------ Data

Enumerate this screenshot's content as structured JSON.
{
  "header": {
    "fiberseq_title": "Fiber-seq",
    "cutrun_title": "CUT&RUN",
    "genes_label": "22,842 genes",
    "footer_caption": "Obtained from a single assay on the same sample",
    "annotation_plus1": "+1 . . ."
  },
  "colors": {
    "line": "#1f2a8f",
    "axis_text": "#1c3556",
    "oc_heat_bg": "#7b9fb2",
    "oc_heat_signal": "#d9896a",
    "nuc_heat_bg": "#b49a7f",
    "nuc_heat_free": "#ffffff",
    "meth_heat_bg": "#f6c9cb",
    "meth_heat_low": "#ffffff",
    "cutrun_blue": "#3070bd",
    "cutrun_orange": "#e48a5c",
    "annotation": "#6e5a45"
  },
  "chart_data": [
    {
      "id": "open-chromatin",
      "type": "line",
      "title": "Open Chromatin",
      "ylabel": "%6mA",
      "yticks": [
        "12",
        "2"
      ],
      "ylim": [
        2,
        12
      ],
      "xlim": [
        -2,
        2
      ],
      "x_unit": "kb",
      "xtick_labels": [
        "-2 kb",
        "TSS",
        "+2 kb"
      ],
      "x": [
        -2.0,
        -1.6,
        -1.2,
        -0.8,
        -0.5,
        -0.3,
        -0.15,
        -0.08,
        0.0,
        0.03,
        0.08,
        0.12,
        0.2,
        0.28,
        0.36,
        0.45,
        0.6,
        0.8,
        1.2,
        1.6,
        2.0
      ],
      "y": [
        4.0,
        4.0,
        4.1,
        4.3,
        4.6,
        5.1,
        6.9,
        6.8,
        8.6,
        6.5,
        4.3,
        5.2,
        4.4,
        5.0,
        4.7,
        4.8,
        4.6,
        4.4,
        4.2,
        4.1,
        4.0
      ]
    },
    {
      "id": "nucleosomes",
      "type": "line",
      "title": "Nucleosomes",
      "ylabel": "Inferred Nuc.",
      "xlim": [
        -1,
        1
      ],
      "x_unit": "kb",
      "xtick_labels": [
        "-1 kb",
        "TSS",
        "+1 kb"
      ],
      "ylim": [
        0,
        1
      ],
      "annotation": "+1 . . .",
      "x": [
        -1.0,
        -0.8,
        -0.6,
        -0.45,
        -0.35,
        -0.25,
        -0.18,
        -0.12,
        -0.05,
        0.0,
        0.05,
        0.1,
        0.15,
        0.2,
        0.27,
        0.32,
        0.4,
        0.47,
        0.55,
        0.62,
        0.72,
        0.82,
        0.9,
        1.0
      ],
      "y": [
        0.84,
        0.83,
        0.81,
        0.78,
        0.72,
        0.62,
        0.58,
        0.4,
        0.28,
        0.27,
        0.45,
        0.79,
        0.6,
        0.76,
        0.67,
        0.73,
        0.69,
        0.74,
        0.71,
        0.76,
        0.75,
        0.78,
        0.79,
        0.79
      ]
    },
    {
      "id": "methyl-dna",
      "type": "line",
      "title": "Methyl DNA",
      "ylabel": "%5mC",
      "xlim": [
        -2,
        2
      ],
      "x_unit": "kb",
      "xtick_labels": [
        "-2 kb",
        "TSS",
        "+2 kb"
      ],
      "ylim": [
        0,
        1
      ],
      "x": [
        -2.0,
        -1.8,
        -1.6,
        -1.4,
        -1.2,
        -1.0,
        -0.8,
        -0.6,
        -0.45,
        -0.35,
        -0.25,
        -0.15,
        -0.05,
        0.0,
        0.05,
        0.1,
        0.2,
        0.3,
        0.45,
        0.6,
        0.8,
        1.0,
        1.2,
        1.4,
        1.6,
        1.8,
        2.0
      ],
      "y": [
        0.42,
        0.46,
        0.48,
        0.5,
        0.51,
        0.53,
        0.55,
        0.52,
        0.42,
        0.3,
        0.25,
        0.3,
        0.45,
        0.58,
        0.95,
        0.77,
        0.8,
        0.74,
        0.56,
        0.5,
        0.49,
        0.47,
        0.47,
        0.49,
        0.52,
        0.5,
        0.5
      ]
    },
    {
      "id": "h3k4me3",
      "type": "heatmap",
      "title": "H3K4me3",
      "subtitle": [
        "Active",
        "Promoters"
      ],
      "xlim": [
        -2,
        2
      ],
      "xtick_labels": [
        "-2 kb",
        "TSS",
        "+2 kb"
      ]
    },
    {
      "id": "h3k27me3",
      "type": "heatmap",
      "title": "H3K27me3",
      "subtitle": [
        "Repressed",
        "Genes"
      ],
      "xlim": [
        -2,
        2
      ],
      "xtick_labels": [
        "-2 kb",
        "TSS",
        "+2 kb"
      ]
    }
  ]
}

------------
------ Data

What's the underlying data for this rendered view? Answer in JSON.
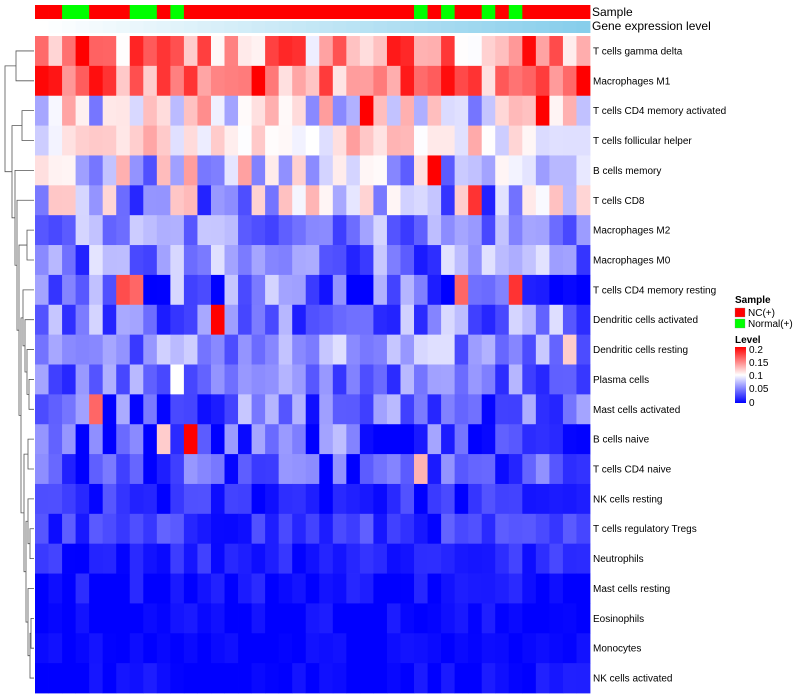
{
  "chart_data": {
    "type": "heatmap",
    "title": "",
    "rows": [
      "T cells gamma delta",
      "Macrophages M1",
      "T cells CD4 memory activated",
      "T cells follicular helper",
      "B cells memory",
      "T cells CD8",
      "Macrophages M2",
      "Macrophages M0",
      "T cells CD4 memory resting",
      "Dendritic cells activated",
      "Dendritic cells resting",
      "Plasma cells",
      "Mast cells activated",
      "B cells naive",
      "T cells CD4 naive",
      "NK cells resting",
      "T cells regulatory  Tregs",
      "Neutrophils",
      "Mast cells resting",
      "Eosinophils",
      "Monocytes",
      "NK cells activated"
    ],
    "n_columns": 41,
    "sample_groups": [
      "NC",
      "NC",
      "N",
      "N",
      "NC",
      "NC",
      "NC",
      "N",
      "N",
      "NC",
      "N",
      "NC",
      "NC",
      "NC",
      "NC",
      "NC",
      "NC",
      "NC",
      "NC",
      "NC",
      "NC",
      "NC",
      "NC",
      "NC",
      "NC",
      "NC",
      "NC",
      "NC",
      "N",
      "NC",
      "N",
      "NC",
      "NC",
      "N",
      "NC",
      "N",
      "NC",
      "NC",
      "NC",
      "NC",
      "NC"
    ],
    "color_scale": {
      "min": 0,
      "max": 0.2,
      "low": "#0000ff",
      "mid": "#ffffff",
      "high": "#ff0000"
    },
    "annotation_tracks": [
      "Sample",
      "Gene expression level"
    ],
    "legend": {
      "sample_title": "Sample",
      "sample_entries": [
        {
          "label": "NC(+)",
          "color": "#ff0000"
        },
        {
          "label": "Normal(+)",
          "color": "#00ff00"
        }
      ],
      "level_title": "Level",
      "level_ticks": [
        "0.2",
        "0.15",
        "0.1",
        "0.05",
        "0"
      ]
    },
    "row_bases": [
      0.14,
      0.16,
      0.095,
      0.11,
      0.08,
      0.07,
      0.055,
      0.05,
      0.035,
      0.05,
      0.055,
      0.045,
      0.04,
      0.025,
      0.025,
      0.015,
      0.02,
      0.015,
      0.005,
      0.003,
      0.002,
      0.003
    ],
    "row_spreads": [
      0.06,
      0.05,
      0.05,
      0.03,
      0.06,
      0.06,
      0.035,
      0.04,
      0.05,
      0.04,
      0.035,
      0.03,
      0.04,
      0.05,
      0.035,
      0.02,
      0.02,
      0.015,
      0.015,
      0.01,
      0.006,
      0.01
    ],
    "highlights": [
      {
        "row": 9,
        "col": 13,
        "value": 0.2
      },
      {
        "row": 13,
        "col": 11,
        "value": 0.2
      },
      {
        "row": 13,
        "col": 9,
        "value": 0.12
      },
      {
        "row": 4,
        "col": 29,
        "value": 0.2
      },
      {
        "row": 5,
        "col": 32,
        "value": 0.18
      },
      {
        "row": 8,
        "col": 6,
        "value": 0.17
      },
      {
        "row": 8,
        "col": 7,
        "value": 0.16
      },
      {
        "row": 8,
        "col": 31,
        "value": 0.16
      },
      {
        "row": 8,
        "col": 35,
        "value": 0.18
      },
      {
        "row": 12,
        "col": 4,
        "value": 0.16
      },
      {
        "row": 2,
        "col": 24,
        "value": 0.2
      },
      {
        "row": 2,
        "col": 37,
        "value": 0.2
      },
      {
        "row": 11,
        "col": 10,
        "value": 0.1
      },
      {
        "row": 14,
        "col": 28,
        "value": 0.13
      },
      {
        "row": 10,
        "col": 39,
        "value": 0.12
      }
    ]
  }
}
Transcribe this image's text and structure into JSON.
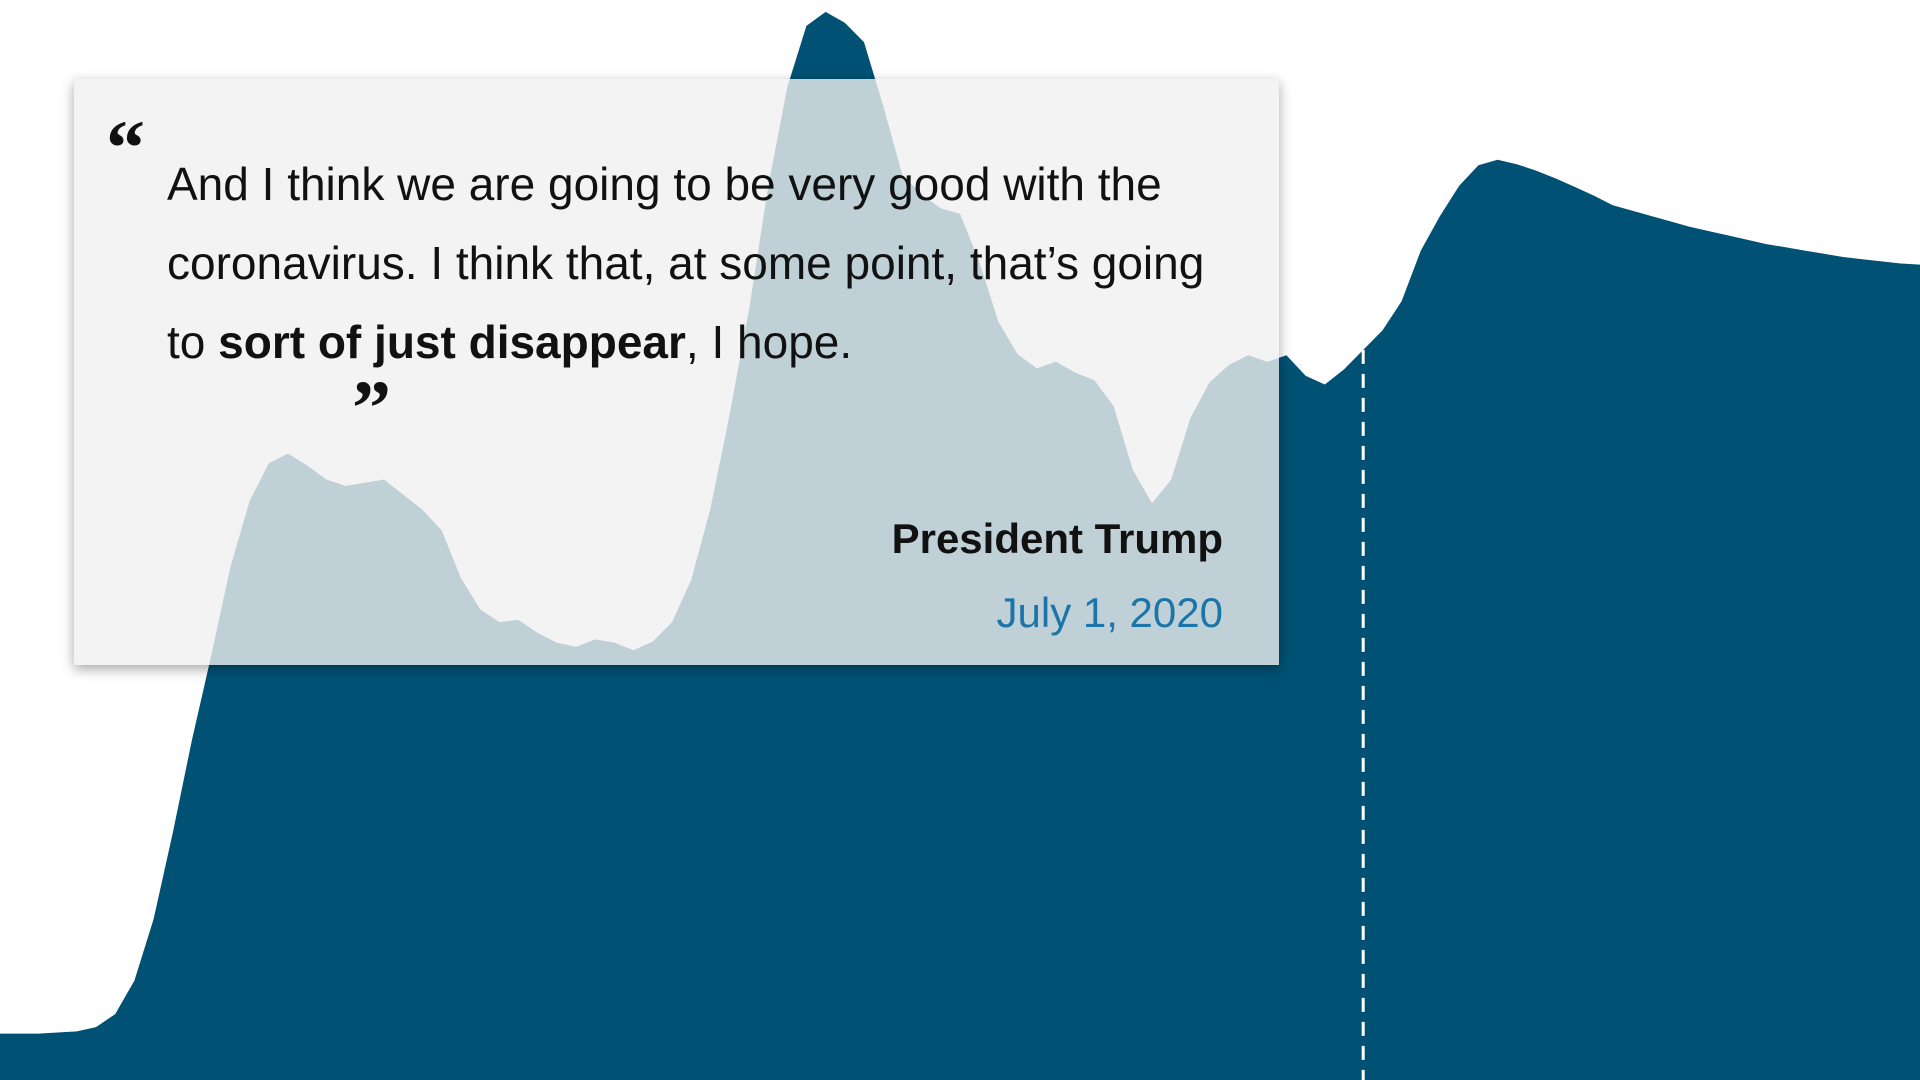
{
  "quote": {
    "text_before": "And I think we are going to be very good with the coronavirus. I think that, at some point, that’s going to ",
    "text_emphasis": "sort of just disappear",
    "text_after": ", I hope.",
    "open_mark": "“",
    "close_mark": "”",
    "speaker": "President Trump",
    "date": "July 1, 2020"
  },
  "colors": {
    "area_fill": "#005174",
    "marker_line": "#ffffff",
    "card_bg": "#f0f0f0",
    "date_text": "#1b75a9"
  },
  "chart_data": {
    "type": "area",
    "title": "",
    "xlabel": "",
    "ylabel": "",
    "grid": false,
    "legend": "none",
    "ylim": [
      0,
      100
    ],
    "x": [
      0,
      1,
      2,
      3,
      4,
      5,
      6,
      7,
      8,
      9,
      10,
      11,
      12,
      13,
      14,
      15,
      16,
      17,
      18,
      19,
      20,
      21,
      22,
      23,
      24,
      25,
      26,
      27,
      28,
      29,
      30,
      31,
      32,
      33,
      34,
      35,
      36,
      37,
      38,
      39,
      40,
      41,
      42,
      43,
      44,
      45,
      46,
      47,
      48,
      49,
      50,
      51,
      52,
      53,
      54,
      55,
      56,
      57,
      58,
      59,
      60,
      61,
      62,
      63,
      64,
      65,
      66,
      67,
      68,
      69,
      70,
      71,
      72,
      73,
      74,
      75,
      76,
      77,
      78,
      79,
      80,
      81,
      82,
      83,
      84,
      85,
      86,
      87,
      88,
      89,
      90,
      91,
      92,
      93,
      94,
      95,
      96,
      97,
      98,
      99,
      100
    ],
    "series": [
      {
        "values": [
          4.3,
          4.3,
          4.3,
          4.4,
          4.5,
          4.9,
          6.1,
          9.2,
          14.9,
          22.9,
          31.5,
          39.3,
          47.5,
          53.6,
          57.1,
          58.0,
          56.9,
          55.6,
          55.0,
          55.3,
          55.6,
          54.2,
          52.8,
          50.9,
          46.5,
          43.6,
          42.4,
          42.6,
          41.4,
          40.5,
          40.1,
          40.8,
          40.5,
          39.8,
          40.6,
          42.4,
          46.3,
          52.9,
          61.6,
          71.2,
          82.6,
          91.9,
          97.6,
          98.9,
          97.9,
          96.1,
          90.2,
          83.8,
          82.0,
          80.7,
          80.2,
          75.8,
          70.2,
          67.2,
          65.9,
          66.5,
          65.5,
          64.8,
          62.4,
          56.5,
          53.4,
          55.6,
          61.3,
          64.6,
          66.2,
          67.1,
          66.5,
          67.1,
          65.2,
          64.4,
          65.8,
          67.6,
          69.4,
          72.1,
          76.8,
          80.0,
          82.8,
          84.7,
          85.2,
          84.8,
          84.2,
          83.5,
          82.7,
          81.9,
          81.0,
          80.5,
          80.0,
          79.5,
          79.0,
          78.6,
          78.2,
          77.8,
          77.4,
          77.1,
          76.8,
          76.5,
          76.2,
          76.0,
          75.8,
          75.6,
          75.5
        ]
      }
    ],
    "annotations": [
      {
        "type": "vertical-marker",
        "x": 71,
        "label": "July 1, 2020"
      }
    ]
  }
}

------------
------ Data

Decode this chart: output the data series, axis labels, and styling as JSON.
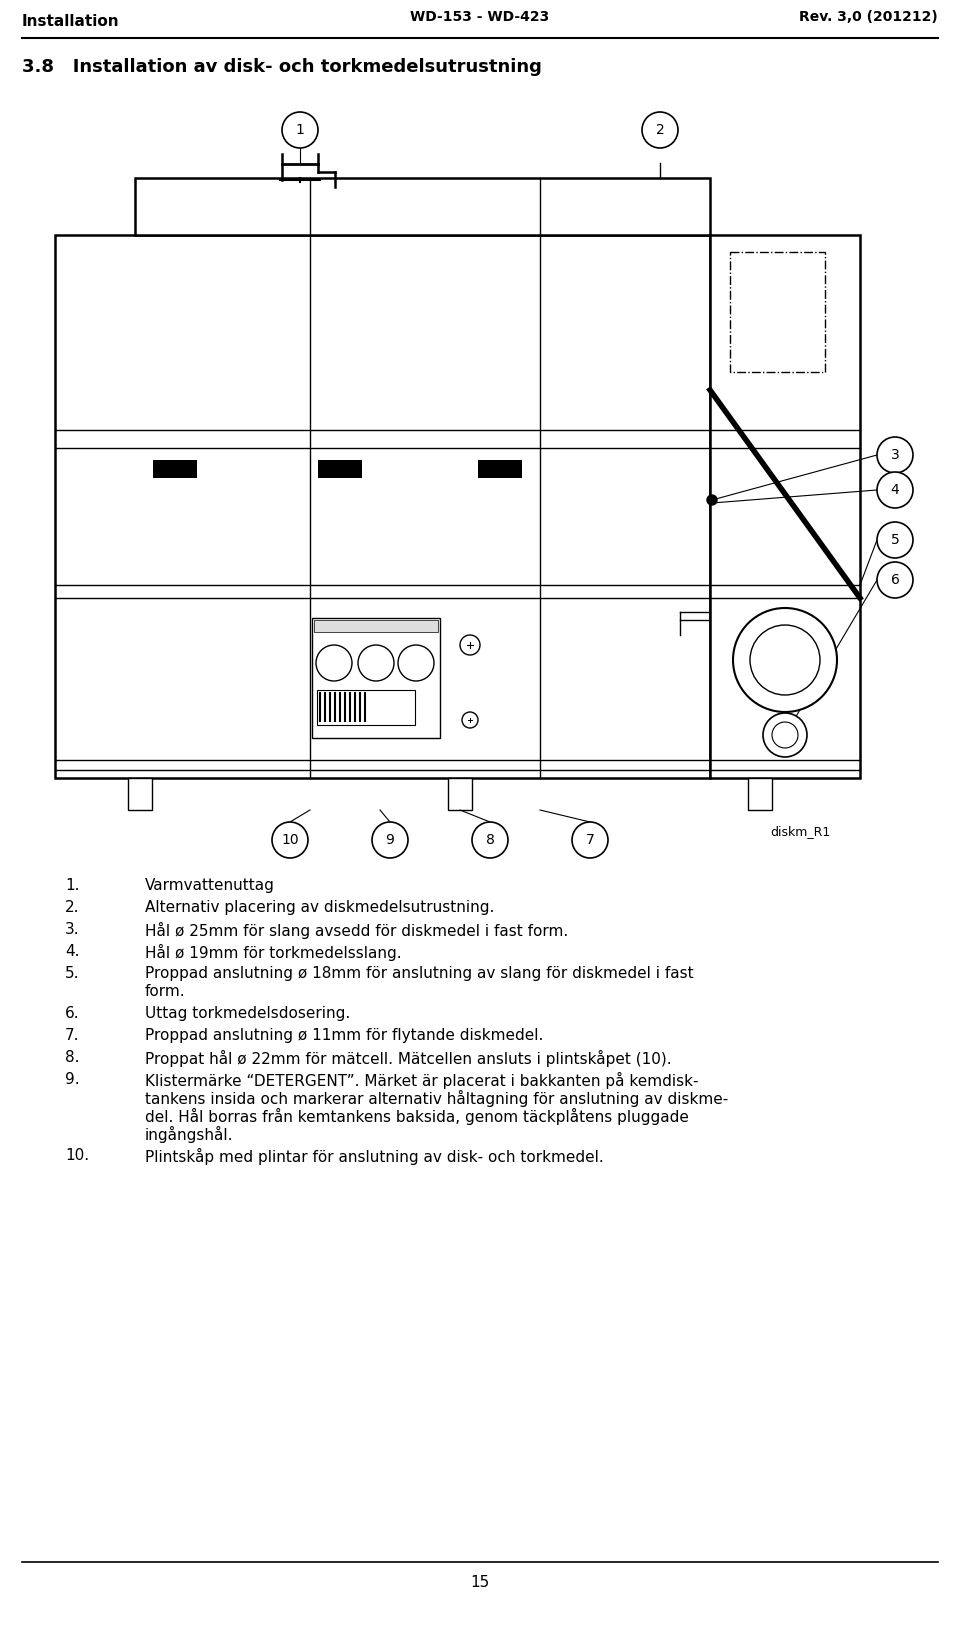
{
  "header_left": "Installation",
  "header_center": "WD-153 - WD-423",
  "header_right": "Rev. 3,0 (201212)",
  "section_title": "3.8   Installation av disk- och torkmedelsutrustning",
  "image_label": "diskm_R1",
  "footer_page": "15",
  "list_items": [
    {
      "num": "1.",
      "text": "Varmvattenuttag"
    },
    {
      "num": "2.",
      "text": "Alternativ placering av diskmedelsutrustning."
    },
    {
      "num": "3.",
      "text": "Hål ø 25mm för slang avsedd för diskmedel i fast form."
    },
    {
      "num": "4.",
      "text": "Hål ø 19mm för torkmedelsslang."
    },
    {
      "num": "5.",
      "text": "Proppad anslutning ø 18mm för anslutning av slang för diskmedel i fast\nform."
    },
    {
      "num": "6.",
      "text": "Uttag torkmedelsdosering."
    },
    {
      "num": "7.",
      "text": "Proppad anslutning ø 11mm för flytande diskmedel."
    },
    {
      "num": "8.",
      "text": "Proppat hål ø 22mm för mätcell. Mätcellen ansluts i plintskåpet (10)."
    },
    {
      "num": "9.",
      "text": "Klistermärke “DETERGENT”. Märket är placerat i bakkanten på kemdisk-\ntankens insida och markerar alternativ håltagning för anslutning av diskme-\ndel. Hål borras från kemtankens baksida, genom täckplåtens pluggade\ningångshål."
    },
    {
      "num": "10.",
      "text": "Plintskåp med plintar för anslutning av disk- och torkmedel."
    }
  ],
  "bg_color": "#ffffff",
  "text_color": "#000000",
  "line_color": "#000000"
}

------------

§ **Aim of the exercise**: Copy all the lines from the data above that hold the word "ffffff".

§ **Task answer**:
    "nuc_heat_free": "#ffffff",
    "meth_heat_low": "#ffffff",
      "mid": "#ffffff",
    "marker_line": "#ffffff",
  "bg_color": "#ffffff",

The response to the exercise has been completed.